[BEGIN Material provided]

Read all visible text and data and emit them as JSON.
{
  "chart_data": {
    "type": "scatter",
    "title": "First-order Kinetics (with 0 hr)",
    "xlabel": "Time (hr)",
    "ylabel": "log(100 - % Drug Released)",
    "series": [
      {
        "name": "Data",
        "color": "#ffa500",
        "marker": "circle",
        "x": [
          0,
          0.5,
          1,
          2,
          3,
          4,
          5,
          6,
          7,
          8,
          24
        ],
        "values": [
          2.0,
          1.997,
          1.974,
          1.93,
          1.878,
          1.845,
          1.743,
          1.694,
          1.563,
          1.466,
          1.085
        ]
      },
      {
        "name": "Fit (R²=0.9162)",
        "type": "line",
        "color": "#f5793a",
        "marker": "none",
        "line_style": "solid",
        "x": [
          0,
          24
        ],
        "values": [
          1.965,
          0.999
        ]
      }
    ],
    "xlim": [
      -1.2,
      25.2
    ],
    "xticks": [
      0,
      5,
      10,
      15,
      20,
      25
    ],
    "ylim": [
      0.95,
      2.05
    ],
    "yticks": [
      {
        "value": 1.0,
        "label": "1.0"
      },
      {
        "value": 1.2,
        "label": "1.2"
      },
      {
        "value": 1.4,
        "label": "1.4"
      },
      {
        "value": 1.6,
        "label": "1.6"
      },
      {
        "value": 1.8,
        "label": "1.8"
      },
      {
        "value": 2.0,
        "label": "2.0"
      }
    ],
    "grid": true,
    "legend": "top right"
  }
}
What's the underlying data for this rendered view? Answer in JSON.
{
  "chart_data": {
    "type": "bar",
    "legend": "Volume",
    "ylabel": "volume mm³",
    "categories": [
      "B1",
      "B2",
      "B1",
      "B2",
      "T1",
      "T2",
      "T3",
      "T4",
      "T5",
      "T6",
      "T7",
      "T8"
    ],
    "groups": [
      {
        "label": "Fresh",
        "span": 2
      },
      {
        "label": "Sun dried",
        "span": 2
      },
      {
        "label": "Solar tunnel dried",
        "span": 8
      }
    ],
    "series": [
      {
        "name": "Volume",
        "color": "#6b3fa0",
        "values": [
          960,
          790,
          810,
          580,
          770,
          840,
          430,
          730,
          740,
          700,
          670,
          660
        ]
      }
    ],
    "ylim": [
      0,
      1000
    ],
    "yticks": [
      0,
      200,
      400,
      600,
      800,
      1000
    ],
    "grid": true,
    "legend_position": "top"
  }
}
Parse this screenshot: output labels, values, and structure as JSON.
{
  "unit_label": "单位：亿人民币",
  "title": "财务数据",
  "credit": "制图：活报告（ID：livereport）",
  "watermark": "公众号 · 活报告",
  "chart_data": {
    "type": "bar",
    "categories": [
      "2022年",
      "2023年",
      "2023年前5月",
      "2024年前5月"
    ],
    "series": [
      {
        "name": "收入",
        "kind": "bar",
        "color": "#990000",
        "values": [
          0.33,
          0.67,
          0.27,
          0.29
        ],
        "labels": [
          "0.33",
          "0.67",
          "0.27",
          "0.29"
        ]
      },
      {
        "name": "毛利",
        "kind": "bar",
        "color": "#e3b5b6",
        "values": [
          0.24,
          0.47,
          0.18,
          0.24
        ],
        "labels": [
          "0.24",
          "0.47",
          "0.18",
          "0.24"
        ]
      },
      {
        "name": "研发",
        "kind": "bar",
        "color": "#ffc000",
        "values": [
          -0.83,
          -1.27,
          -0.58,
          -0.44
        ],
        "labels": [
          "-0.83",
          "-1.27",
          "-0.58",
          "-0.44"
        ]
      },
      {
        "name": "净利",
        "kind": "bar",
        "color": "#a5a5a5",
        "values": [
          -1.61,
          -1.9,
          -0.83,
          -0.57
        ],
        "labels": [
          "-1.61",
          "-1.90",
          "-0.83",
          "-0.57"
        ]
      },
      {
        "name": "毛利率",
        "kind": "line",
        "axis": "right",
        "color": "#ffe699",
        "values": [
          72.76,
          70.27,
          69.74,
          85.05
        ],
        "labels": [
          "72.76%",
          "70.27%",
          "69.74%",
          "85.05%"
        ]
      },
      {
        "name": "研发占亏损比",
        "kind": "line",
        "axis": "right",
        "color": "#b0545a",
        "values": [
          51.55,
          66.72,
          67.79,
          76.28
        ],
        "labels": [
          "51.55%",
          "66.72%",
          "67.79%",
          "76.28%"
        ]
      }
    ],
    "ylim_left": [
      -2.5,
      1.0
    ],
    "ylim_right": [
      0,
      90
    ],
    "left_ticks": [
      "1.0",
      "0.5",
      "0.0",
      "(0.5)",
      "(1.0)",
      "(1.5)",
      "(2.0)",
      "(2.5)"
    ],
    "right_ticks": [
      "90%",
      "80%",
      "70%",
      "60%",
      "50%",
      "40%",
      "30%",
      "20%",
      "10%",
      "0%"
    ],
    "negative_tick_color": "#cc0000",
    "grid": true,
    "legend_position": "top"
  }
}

[END Material provided]

**Exercise objective**
Lines of the material that contain the word "dried" are to be gathered.

**Solution for this exercise**
        "label": "Sun dried",
        "label": "Solar tunnel dried",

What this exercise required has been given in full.